■ **Written task**: Transcribe the data that follows precisely, omitting nothing.
** Begin Exercise data **
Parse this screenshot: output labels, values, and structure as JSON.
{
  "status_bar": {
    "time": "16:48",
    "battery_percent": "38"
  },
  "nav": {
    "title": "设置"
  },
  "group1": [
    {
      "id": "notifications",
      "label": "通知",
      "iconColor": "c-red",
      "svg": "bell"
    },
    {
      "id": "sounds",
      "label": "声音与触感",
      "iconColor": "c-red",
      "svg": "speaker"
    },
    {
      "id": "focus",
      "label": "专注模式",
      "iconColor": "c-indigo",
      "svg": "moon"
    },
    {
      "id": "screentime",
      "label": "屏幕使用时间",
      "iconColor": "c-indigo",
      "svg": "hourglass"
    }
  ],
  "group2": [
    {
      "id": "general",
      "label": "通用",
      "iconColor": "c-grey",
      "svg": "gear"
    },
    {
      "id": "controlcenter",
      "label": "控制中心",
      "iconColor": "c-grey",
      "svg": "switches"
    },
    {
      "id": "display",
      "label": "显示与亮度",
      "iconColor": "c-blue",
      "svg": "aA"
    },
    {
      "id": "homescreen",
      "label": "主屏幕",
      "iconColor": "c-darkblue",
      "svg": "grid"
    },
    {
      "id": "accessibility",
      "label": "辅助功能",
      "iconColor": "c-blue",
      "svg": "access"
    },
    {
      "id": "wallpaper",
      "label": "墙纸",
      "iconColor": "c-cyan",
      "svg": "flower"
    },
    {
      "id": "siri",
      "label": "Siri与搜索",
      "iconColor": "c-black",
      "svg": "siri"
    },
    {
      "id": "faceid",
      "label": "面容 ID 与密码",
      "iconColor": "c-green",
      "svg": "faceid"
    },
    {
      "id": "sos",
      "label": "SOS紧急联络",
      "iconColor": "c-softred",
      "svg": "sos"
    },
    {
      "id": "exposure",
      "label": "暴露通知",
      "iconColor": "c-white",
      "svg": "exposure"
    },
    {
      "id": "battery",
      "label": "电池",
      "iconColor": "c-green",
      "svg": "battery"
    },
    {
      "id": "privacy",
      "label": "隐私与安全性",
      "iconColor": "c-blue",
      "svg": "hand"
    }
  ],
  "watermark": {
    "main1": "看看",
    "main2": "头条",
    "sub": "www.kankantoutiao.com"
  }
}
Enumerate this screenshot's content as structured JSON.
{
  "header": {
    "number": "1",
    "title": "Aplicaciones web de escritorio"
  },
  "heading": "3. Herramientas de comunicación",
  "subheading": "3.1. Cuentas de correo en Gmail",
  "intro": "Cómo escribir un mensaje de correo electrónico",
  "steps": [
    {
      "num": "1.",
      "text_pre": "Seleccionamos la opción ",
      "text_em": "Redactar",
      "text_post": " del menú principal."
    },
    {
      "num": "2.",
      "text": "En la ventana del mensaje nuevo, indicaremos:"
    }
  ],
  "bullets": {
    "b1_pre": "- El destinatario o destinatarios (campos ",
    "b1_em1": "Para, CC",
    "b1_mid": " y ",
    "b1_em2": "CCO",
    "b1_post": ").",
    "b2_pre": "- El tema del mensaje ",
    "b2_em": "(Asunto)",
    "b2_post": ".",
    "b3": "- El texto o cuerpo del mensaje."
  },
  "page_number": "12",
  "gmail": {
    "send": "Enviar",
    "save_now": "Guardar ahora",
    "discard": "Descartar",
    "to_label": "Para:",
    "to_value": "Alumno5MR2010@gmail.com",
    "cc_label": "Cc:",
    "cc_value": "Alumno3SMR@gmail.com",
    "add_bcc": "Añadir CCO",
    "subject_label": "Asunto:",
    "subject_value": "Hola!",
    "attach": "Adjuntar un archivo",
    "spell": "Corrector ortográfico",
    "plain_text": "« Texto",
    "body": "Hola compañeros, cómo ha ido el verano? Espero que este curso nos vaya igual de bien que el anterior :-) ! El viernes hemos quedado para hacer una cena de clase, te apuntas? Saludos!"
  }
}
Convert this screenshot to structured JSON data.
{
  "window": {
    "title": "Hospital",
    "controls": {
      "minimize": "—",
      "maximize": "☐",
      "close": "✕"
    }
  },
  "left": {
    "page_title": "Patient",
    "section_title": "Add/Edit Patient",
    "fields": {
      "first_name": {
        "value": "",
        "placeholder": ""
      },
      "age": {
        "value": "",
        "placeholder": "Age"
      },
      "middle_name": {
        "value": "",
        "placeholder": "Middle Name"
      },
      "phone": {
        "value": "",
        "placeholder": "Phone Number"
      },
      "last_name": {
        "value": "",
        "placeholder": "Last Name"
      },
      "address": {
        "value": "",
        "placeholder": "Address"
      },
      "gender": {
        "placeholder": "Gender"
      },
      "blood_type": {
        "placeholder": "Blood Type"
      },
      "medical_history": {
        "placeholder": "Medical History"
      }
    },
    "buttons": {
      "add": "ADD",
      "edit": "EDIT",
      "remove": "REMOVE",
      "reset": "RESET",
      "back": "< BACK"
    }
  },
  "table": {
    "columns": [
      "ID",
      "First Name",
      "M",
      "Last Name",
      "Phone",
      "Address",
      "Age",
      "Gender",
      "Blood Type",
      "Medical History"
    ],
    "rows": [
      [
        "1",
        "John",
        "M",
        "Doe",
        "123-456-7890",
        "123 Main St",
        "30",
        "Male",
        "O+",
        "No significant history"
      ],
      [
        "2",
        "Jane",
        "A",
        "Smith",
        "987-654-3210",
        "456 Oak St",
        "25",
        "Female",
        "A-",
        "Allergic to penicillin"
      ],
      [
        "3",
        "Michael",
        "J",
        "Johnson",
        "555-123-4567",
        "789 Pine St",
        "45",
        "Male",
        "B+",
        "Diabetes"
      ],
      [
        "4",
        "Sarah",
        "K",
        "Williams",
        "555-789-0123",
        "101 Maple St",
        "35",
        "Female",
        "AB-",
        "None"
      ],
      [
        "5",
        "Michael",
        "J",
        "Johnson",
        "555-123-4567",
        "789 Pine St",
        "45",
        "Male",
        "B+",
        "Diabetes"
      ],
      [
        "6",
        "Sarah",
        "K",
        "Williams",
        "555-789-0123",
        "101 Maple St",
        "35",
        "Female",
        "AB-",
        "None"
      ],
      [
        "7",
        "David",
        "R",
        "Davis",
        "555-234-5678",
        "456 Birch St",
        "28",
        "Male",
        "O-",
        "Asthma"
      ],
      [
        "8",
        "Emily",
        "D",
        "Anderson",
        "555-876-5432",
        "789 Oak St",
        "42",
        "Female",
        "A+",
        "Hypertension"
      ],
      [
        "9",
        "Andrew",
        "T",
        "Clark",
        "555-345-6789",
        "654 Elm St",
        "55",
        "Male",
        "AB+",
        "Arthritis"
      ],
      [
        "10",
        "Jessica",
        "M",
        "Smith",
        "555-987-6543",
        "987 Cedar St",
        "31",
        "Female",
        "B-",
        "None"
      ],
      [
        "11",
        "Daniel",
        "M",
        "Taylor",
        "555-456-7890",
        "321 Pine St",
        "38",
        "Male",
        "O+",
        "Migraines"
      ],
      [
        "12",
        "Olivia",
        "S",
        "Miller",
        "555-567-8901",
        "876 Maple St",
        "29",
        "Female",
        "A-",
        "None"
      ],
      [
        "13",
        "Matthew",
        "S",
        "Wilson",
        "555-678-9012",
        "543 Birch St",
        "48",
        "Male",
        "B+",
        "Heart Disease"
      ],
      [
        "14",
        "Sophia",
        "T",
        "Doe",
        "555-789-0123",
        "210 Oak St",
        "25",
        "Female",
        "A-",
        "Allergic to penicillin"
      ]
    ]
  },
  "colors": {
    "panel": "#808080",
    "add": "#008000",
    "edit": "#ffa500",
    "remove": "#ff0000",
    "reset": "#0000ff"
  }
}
** End Exercise data **
■ **The output**:
Parse this screenshot: output labels, values, and structure as JSON.
{
  "status_bar": {
    "time": "16:48",
    "battery_percent": "38"
  },
  "nav": {
    "title": "设置"
  },
  "group1": [
    {
      "id": "notifications",
      "label": "通知",
      "iconColor": "c-red",
      "svg": "bell"
    },
    {
      "id": "sounds",
      "label": "声音与触感",
      "iconColor": "c-red",
      "svg": "speaker"
    },
    {
      "id": "focus",
      "label": "专注模式",
      "iconColor": "c-indigo",
      "svg": "moon"
    },
    {
      "id": "screentime",
      "label": "屏幕使用时间",
      "iconColor": "c-indigo",
      "svg": "hourglass"
    }
  ],
  "group2": [
    {
      "id": "general",
      "label": "通用",
      "iconColor": "c-grey",
      "svg": "gear"
    },
    {
      "id": "controlcenter",
      "label": "控制中心",
      "iconColor": "c-grey",
      "svg": "switches"
    },
    {
      "id": "display",
      "label": "显示与亮度",
      "iconColor": "c-blue",
      "svg": "aA"
    },
    {
      "id": "homescreen",
      "label": "主屏幕",
      "iconColor": "c-darkblue",
      "svg": "grid"
    },
    {
      "id": "accessibility",
      "label": "辅助功能",
      "iconColor": "c-blue",
      "svg": "access"
    },
    {
      "id": "wallpaper",
      "label": "墙纸",
      "iconColor": "c-cyan",
      "svg": "flower"
    },
    {
      "id": "siri",
      "label": "Siri与搜索",
      "iconColor": "c-black",
      "svg": "siri"
    },
    {
      "id": "faceid",
      "label": "面容 ID 与密码",
      "iconColor": "c-green",
      "svg": "faceid"
    },
    {
      "id": "sos",
      "label": "SOS紧急联络",
      "iconColor": "c-softred",
      "svg": "sos"
    },
    {
      "id": "exposure",
      "label": "暴露通知",
      "iconColor": "c-white",
      "svg": "exposure"
    },
    {
      "id": "battery",
      "label": "电池",
      "iconColor": "c-green",
      "svg": "battery"
    },
    {
      "id": "privacy",
      "label": "隐私与安全性",
      "iconColor": "c-blue",
      "svg": "hand"
    }
  ],
  "watermark": {
    "main1": "看看",
    "main2": "头条",
    "sub": "www.kankantoutiao.com"
  }
}
Enumerate this screenshot's content as structured JSON.
{
  "header": {
    "number": "1",
    "title": "Aplicaciones web de escritorio"
  },
  "heading": "3. Herramientas de comunicación",
  "subheading": "3.1. Cuentas de correo en Gmail",
  "intro": "Cómo escribir un mensaje de correo electrónico",
  "steps": [
    {
      "num": "1.",
      "text_pre": "Seleccionamos la opción ",
      "text_em": "Redactar",
      "text_post": " del menú principal."
    },
    {
      "num": "2.",
      "text": "En la ventana del mensaje nuevo, indicaremos:"
    }
  ],
  "bullets": {
    "b1_pre": "- El destinatario o destinatarios (campos ",
    "b1_em1": "Para, CC",
    "b1_mid": " y ",
    "b1_em2": "CCO",
    "b1_post": ").",
    "b2_pre": "- El tema del mensaje ",
    "b2_em": "(Asunto)",
    "b2_post": ".",
    "b3": "- El texto o cuerpo del mensaje."
  },
  "page_number": "12",
  "gmail": {
    "send": "Enviar",
    "save_now": "Guardar ahora",
    "discard": "Descartar",
    "to_label": "Para:",
    "to_value": "Alumno5MR2010@gmail.com",
    "cc_label": "Cc:",
    "cc_value": "Alumno3SMR@gmail.com",
    "add_bcc": "Añadir CCO",
    "subject_label": "Asunto:",
    "subject_value": "Hola!",
    "attach": "Adjuntar un archivo",
    "spell": "Corrector ortográfico",
    "plain_text": "« Texto",
    "body": "Hola compañeros, cómo ha ido el verano? Espero que este curso nos vaya igual de bien que el anterior :-) ! El viernes hemos quedado para hacer una cena de clase, te apuntas? Saludos!"
  }
}
Convert this screenshot to structured JSON data.
{
  "window": {
    "title": "Hospital",
    "controls": {
      "minimize": "—",
      "maximize": "☐",
      "close": "✕"
    }
  },
  "left": {
    "page_title": "Patient",
    "section_title": "Add/Edit Patient",
    "fields": {
      "first_name": {
        "value": "",
        "placeholder": ""
      },
      "age": {
        "value": "",
        "placeholder": "Age"
      },
      "middle_name": {
        "value": "",
        "placeholder": "Middle Name"
      },
      "phone": {
        "value": "",
        "placeholder": "Phone Number"
      },
      "last_name": {
        "value": "",
        "placeholder": "Last Name"
      },
      "address": {
        "value": "",
        "placeholder": "Address"
      },
      "gender": {
        "placeholder": "Gender"
      },
      "blood_type": {
        "placeholder": "Blood Type"
      },
      "medical_history": {
        "placeholder": "Medical History"
      }
    },
    "buttons": {
      "add": "ADD",
      "edit": "EDIT",
      "remove": "REMOVE",
      "reset": "RESET",
      "back": "< BACK"
    }
  },
  "table": {
    "columns": [
      "ID",
      "First Name",
      "M",
      "Last Name",
      "Phone",
      "Address",
      "Age",
      "Gender",
      "Blood Type",
      "Medical History"
    ],
    "rows": [
      [
        "1",
        "John",
        "M",
        "Doe",
        "123-456-7890",
        "123 Main St",
        "30",
        "Male",
        "O+",
        "No significant history"
      ],
      [
        "2",
        "Jane",
        "A",
        "Smith",
        "987-654-3210",
        "456 Oak St",
        "25",
        "Female",
        "A-",
        "Allergic to penicillin"
      ],
      [
        "3",
        "Michael",
        "J",
        "Johnson",
        "555-123-4567",
        "789 Pine St",
        "45",
        "Male",
        "B+",
        "Diabetes"
      ],
      [
        "4",
        "Sarah",
        "K",
        "Williams",
        "555-789-0123",
        "101 Maple St",
        "35",
        "Female",
        "AB-",
        "None"
      ],
      [
        "5",
        "Michael",
        "J",
        "Johnson",
        "555-123-4567",
        "789 Pine St",
        "45",
        "Male",
        "B+",
        "Diabetes"
      ],
      [
        "6",
        "Sarah",
        "K",
        "Williams",
        "555-789-0123",
        "101 Maple St",
        "35",
        "Female",
        "AB-",
        "None"
      ],
      [
        "7",
        "David",
        "R",
        "Davis",
        "555-234-5678",
        "456 Birch St",
        "28",
        "Male",
        "O-",
        "Asthma"
      ],
      [
        "8",
        "Emily",
        "D",
        "Anderson",
        "555-876-5432",
        "789 Oak St",
        "42",
        "Female",
        "A+",
        "Hypertension"
      ],
      [
        "9",
        "Andrew",
        "T",
        "Clark",
        "555-345-6789",
        "654 Elm St",
        "55",
        "Male",
        "AB+",
        "Arthritis"
      ],
      [
        "10",
        "Jessica",
        "M",
        "Smith",
        "555-987-6543",
        "987 Cedar St",
        "31",
        "Female",
        "B-",
        "None"
      ],
      [
        "11",
        "Daniel",
        "M",
        "Taylor",
        "555-456-7890",
        "321 Pine St",
        "38",
        "Male",
        "O+",
        "Migraines"
      ],
      [
        "12",
        "Olivia",
        "S",
        "Miller",
        "555-567-8901",
        "876 Maple St",
        "29",
        "Female",
        "A-",
        "None"
      ],
      [
        "13",
        "Matthew",
        "S",
        "Wilson",
        "555-678-9012",
        "543 Birch St",
        "48",
        "Male",
        "B+",
        "Heart Disease"
      ],
      [
        "14",
        "Sophia",
        "T",
        "Doe",
        "555-789-0123",
        "210 Oak St",
        "25",
        "Female",
        "A-",
        "Allergic to penicillin"
      ]
    ]
  },
  "colors": {
    "panel": "#808080",
    "add": "#008000",
    "edit": "#ffa500",
    "remove": "#ff0000",
    "reset": "#0000ff"
  }
}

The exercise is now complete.